— Start Records shown —

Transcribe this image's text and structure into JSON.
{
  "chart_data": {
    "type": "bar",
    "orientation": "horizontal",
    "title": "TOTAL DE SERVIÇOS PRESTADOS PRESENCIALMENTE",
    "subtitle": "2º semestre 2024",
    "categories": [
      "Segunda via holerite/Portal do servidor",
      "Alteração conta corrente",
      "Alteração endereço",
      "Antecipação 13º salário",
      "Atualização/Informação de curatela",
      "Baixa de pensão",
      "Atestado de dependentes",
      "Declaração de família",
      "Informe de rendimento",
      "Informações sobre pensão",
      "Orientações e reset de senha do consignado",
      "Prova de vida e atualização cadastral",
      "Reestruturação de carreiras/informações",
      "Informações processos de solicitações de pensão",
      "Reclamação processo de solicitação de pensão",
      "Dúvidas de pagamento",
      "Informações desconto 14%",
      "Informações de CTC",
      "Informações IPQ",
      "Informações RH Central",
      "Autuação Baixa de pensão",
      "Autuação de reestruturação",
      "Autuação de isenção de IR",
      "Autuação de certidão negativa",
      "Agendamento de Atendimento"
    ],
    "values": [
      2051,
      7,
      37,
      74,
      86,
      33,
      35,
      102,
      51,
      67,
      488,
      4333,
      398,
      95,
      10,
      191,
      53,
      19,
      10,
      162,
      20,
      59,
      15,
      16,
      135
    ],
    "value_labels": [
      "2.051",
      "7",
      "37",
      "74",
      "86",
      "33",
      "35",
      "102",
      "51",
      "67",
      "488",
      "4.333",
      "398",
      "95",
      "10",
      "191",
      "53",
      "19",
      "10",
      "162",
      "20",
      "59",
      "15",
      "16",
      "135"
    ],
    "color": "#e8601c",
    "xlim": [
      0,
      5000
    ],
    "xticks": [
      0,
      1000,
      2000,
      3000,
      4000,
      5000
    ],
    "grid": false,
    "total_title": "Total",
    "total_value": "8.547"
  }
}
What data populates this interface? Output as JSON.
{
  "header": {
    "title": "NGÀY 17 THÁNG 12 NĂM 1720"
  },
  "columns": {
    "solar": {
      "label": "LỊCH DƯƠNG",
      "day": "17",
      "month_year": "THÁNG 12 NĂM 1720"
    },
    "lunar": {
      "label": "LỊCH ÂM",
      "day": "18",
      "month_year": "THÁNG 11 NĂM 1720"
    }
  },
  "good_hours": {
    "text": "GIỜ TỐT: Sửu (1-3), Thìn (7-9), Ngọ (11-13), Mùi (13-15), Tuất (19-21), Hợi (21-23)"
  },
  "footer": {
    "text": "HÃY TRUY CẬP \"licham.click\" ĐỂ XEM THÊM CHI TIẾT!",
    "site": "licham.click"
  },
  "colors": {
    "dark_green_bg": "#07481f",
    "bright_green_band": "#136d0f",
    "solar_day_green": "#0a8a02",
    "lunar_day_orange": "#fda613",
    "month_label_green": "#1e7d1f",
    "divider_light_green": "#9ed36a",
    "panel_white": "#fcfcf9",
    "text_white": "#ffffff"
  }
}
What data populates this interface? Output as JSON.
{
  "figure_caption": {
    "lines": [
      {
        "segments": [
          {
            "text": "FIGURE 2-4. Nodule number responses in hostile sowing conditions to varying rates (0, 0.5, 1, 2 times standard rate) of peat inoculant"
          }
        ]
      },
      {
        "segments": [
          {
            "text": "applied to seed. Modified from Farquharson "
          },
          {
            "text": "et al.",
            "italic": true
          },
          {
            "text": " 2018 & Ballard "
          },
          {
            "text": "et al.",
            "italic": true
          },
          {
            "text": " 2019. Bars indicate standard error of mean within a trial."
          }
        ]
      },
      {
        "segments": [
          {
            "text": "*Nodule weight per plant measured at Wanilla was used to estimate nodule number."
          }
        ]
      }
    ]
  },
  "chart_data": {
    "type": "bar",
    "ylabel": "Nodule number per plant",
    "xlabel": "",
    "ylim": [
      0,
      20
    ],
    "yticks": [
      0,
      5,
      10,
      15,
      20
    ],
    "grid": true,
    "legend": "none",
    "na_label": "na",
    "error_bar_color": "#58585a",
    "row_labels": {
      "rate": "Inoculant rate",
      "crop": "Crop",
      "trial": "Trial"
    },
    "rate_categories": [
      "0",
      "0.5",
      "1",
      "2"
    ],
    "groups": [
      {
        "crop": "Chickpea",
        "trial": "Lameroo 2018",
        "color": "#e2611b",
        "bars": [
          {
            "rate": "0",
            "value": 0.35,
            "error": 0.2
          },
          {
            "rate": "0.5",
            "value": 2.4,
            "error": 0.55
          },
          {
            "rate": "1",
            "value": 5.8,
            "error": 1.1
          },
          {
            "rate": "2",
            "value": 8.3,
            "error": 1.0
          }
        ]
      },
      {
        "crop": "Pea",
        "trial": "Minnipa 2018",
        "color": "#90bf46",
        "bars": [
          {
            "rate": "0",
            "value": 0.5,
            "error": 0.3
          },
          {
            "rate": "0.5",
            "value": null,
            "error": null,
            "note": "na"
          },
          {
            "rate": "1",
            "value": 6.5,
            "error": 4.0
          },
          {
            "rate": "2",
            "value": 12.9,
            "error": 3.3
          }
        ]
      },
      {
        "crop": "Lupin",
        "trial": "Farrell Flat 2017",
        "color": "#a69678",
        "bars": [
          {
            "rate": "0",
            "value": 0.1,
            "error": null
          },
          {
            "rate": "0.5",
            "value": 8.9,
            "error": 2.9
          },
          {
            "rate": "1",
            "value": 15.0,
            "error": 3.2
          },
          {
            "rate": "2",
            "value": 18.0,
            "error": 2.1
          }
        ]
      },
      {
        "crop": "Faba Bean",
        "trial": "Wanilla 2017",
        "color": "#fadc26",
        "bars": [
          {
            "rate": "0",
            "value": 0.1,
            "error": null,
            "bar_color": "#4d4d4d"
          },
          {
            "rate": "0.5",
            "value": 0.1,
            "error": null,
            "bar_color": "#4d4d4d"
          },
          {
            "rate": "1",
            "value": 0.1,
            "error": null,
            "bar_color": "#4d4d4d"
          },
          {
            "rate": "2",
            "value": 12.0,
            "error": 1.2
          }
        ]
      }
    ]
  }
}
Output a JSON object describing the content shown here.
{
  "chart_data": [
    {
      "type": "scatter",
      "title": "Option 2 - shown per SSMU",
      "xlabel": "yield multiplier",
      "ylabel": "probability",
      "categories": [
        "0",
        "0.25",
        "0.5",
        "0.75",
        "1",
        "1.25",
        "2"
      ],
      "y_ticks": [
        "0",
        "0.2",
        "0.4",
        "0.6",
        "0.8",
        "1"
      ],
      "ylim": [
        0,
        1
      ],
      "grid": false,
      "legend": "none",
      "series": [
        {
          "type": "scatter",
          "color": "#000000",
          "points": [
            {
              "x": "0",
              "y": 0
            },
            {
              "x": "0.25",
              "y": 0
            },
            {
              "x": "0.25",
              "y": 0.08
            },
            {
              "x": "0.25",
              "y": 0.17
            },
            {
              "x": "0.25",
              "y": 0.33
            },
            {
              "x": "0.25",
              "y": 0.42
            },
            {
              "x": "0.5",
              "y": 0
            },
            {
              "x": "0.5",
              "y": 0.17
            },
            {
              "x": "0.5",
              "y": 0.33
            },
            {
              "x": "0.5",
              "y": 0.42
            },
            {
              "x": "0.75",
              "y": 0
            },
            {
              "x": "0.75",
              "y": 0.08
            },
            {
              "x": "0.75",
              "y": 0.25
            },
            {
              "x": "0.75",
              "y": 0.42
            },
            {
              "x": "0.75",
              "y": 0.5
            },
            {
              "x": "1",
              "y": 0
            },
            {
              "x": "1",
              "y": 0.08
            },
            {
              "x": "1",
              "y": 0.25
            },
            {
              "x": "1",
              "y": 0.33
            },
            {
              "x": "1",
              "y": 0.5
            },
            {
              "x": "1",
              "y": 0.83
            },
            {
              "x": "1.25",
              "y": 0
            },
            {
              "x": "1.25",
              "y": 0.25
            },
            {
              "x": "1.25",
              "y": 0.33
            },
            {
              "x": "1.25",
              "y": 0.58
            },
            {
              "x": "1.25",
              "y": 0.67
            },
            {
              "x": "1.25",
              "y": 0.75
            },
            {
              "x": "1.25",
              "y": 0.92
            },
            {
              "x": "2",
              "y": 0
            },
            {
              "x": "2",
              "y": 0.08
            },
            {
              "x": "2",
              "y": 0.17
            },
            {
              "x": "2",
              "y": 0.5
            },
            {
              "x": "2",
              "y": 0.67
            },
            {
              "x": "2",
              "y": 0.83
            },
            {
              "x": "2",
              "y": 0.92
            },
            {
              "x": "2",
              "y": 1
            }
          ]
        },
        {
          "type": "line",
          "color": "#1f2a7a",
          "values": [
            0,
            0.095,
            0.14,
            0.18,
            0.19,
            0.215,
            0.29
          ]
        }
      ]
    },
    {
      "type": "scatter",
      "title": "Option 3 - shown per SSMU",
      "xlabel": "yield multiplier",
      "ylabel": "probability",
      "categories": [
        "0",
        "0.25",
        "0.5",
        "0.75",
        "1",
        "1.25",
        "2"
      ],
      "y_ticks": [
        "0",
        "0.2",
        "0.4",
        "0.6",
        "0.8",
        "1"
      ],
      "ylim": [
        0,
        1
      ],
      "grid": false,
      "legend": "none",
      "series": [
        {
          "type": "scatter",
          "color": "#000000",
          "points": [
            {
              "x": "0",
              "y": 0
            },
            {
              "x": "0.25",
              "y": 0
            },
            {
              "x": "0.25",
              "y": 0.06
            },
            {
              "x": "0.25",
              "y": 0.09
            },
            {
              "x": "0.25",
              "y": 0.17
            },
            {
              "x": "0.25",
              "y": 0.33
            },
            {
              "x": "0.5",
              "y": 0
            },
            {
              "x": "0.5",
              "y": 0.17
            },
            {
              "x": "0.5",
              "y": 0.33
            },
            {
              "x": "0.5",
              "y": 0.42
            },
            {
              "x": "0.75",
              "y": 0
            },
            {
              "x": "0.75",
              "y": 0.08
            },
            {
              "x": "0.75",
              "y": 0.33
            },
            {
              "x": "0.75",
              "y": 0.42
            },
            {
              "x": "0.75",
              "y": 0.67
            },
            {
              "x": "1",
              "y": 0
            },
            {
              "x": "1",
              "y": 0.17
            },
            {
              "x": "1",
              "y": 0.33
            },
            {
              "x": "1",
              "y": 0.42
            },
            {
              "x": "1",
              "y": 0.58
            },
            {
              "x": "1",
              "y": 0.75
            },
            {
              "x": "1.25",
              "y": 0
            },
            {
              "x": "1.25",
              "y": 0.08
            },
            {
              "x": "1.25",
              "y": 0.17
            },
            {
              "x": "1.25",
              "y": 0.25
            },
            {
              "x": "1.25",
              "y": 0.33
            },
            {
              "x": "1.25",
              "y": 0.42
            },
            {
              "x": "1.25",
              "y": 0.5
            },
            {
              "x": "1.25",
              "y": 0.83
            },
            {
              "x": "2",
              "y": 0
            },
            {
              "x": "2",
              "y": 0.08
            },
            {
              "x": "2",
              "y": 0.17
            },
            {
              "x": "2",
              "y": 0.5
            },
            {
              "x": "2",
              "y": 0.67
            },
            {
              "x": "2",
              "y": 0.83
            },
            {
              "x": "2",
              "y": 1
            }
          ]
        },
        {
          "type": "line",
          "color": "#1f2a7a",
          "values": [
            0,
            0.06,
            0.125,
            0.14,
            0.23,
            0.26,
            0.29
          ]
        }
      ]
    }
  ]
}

— End Records shown —

* Short task *
Which lines of the data above contain "Baixa"? Copy each one.

* Problem solution *
      "Baixa de pensão",
      "Autuação Baixa de pensão",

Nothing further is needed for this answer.